* begin DATA LISTING *

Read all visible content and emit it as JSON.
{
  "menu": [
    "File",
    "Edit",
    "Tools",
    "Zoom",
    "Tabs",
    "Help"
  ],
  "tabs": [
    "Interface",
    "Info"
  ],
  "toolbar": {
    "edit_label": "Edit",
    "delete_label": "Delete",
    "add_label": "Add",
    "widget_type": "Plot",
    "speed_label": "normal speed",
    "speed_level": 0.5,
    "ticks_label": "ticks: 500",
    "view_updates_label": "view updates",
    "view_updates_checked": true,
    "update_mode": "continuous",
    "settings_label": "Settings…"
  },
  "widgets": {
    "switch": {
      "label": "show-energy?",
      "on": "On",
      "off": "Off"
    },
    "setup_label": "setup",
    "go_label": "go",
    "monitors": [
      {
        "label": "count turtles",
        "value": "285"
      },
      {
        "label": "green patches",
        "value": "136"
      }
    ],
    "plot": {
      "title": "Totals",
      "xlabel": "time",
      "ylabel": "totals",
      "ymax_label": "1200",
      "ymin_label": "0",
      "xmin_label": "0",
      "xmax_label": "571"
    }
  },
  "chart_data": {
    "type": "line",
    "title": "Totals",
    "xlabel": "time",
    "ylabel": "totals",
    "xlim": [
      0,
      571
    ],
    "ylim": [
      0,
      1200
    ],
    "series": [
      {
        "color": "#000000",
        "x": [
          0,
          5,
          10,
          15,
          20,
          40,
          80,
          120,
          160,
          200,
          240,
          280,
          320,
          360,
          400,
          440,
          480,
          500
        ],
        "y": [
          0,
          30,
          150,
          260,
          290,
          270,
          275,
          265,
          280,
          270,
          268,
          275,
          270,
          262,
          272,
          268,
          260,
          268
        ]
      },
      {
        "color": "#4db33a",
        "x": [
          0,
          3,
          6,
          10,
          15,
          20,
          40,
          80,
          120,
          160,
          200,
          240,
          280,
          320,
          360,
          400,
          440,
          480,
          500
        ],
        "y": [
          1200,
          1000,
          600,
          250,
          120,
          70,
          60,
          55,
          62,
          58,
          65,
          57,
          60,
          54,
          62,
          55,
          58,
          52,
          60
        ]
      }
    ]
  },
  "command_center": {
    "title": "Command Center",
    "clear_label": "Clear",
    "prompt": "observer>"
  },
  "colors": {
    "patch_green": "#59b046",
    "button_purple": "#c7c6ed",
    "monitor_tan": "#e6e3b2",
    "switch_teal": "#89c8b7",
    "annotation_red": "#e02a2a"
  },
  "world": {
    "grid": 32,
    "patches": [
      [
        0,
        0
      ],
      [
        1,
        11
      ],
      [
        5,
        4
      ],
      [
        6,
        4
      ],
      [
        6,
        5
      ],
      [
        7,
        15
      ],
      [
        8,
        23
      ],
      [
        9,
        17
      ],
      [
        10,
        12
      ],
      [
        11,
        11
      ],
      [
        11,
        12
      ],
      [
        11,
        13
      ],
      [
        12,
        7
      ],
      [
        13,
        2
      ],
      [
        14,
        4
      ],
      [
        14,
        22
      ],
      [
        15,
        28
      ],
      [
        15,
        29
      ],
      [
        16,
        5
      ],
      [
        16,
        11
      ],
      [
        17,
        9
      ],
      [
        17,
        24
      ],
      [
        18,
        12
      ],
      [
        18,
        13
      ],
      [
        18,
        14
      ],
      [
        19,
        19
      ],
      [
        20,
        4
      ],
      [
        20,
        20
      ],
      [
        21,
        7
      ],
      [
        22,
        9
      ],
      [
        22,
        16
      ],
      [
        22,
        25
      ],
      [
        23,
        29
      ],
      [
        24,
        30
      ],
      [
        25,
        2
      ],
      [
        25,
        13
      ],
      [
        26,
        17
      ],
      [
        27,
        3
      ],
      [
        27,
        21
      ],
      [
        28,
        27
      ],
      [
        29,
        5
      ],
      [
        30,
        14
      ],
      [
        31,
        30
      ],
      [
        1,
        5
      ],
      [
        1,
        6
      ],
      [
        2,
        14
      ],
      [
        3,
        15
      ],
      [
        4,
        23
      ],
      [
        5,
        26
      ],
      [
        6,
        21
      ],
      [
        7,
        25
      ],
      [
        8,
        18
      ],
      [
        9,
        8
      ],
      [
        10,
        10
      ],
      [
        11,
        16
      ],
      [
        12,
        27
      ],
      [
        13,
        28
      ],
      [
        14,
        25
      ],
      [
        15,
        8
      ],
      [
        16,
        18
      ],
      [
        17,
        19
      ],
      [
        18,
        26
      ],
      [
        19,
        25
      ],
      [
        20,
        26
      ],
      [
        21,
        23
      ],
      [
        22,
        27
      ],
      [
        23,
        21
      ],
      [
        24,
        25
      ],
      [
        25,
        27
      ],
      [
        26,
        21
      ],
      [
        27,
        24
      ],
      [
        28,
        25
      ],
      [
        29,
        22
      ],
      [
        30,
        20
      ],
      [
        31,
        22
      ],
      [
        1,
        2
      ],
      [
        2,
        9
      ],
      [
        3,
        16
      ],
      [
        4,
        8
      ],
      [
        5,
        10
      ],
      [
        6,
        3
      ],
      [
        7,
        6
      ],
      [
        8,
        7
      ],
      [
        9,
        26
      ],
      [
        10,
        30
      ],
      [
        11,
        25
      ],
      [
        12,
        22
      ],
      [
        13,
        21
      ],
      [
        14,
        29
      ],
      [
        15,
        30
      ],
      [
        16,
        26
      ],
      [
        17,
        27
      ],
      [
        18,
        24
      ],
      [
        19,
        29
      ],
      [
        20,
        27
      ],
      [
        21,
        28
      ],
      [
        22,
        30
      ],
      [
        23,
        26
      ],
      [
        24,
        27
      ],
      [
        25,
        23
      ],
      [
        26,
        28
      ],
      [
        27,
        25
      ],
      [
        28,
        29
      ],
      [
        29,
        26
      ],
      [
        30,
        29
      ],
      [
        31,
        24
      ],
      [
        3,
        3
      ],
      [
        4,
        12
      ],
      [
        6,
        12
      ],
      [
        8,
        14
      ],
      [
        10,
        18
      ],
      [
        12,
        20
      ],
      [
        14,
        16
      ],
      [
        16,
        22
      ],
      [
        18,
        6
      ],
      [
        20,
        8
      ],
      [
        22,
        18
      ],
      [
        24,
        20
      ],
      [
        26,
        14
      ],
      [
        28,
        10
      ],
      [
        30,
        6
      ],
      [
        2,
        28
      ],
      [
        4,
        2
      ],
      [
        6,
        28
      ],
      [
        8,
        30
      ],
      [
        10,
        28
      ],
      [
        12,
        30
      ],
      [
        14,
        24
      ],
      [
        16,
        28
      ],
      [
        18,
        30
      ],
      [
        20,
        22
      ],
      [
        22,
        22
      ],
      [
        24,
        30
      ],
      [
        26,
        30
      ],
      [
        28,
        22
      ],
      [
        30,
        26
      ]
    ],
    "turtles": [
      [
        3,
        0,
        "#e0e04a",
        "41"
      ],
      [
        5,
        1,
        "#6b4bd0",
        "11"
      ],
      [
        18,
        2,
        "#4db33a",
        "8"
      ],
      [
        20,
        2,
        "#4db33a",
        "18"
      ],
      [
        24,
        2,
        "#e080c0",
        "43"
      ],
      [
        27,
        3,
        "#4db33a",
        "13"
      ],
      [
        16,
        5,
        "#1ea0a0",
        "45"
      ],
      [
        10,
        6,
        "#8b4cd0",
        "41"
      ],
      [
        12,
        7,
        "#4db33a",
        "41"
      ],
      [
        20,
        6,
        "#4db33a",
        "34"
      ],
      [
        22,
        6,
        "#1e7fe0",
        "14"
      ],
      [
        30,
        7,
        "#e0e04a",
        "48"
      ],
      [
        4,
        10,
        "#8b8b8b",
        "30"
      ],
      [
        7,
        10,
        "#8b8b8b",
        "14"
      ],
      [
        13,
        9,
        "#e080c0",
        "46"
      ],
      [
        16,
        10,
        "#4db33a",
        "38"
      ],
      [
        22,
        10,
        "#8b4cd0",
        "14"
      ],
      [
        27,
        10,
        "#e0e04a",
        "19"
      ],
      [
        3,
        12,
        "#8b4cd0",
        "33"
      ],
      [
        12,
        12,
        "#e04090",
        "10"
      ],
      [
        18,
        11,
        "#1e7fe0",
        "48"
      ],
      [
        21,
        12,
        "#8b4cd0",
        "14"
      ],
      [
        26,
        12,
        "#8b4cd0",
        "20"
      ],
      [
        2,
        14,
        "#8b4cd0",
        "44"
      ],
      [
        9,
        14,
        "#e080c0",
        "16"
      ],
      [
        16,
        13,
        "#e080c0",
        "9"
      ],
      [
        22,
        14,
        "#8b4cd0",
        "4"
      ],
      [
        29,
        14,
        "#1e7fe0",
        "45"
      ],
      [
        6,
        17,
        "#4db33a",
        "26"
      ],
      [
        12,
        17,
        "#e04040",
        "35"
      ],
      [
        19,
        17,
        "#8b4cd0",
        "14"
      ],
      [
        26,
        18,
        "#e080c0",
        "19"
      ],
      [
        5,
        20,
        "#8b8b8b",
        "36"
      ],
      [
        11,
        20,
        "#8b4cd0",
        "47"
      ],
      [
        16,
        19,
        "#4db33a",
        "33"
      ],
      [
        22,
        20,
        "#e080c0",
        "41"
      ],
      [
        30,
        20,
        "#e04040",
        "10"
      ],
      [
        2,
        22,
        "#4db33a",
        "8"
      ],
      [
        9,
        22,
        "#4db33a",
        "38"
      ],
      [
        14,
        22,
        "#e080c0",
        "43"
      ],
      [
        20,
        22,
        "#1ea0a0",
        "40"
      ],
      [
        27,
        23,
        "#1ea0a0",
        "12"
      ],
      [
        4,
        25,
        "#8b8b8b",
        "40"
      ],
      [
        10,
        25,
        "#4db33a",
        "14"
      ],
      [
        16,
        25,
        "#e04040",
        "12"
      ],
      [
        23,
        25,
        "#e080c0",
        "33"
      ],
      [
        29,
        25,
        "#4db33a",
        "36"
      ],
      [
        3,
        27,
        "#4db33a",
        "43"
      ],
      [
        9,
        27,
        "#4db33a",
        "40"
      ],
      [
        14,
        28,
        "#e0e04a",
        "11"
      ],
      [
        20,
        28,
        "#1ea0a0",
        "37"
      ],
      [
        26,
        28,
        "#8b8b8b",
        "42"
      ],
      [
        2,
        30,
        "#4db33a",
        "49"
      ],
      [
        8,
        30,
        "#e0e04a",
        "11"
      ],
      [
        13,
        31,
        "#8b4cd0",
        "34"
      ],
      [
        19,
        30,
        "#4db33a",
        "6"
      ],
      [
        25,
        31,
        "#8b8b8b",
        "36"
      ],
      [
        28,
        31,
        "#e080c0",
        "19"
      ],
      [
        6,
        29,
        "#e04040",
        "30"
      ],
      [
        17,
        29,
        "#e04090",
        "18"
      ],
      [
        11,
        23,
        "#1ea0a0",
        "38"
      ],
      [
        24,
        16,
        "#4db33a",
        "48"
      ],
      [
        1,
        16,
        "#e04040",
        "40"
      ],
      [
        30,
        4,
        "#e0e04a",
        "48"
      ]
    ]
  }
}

* end DATA LISTING *

# GIVEN TASK
Select and copy every line from the records that includes the word "title".

# SOLUTION FOR THIS TASK
      "title": "Totals",
    "title": "Totals",
    "title": "Command Center",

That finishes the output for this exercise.